EXERCISE: Please write out the rows word for word, from the first one through the line that holds "point xyxy=(445,299,455,309)", including that line.

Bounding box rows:

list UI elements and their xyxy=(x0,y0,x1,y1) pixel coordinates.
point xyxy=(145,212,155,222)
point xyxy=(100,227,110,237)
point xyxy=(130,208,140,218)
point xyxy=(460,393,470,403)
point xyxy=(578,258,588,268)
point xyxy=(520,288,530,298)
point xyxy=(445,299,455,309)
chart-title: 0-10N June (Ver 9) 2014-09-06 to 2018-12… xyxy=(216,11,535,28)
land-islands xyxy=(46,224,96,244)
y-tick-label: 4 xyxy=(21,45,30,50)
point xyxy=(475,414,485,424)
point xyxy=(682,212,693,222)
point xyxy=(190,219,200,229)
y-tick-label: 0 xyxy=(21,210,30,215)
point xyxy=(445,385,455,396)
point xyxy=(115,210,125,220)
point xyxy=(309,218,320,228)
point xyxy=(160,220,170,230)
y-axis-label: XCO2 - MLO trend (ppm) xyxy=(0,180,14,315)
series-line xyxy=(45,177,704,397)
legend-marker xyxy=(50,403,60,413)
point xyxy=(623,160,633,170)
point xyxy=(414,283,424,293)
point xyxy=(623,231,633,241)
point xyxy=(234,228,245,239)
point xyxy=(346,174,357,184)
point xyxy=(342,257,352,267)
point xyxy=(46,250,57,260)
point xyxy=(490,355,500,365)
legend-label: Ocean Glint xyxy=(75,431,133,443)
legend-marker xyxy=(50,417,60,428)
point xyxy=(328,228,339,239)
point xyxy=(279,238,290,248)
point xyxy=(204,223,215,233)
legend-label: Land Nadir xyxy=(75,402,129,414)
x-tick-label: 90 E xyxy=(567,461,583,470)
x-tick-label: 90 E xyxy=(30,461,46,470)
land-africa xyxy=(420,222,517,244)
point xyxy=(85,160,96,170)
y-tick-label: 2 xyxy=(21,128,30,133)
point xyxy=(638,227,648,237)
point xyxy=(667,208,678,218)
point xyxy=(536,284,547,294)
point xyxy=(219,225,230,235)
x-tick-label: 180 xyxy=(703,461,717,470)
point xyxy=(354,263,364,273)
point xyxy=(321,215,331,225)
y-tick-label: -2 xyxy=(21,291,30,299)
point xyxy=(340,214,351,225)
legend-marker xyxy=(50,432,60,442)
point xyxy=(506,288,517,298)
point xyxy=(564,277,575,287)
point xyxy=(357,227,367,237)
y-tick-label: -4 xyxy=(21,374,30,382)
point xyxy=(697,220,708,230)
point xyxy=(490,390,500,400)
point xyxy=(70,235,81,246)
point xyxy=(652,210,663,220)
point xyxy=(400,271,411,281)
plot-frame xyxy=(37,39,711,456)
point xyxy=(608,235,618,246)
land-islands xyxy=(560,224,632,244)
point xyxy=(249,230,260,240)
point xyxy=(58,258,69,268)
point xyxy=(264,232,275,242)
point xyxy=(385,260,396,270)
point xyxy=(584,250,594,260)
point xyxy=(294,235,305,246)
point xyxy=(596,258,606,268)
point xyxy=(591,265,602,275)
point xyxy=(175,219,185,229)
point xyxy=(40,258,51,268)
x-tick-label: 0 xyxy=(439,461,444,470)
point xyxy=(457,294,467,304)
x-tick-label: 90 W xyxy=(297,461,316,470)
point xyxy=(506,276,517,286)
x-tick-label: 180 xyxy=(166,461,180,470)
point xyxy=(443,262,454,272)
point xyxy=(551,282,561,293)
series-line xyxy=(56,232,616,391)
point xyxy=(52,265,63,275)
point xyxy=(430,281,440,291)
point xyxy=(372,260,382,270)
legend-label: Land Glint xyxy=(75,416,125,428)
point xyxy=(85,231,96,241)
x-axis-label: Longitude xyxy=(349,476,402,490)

TASK OUTPUT:
list UI elements and their xyxy=(x0,y0,x1,y1) pixel coordinates.
point xyxy=(145,212,155,222)
point xyxy=(100,227,110,237)
point xyxy=(130,208,140,218)
point xyxy=(460,393,470,403)
point xyxy=(578,258,588,268)
point xyxy=(520,288,530,298)
point xyxy=(445,299,455,309)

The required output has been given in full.